YOUR TASK: Collect all lines containing the word "content" from the data.

INPUT DATA:

···

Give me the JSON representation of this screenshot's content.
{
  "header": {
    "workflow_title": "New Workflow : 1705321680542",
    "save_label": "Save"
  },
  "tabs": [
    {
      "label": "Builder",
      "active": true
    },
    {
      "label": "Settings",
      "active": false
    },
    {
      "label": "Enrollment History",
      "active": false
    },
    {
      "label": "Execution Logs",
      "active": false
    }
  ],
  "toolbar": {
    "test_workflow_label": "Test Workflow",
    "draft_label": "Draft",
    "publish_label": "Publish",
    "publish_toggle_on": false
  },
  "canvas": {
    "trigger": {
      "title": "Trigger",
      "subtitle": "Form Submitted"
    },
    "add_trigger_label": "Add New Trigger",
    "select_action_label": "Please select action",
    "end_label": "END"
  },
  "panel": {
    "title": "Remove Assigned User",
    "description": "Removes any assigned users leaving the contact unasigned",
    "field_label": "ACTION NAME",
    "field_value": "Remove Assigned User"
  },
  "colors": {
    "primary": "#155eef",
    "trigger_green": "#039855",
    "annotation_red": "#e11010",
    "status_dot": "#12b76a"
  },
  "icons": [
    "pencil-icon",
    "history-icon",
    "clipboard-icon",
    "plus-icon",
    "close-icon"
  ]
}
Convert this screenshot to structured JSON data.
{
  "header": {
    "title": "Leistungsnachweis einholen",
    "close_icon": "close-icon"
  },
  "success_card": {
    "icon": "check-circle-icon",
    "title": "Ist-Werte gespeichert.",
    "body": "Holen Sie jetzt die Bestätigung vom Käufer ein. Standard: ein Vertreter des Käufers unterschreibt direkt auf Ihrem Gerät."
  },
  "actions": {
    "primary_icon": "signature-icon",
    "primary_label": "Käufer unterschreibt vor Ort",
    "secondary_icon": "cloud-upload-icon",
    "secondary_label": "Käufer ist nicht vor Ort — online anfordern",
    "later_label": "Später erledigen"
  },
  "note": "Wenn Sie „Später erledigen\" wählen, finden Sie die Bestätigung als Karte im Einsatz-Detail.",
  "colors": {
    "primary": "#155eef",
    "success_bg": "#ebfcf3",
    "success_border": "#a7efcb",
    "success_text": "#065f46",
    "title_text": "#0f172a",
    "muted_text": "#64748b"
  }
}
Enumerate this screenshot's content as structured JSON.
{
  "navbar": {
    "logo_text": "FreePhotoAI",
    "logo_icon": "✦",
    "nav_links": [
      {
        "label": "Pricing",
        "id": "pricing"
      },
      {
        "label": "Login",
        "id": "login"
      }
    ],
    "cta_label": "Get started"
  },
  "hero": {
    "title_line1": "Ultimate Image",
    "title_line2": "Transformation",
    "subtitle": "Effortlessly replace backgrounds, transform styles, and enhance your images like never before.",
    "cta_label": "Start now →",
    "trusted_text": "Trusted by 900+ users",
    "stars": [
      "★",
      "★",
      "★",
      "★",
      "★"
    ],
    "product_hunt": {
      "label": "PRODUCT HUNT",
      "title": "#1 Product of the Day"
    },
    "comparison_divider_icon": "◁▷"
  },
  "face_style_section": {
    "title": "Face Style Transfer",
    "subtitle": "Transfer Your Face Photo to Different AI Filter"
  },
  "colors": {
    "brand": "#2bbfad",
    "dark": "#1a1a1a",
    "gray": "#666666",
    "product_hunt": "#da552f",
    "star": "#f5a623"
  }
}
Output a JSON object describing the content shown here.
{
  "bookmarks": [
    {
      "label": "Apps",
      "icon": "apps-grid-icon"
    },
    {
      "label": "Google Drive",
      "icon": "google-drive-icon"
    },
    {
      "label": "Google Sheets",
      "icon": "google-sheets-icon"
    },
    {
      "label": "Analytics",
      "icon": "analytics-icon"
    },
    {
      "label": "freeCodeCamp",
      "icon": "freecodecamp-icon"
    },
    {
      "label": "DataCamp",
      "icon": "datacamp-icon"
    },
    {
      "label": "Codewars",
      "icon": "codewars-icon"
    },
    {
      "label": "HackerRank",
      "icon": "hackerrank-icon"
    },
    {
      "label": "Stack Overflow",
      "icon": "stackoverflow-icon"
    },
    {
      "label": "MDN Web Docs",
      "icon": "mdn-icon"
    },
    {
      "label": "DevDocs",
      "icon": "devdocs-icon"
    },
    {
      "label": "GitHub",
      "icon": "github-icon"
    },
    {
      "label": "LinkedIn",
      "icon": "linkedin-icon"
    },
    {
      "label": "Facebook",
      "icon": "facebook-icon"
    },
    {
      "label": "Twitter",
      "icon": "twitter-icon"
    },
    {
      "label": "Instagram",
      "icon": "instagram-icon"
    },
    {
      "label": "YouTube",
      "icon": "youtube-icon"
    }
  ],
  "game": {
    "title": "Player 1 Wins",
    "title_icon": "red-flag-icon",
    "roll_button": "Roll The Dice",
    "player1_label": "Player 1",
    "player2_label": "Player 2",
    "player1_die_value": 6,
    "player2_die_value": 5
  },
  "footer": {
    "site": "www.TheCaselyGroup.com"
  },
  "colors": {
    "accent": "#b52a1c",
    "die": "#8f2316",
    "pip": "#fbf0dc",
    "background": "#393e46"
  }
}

···

ANSWER TO THE EXERCISE:
Give me the JSON representation of this screenshot's content.
Enumerate this screenshot's content as structured JSON.
Output a JSON object describing the content shown here.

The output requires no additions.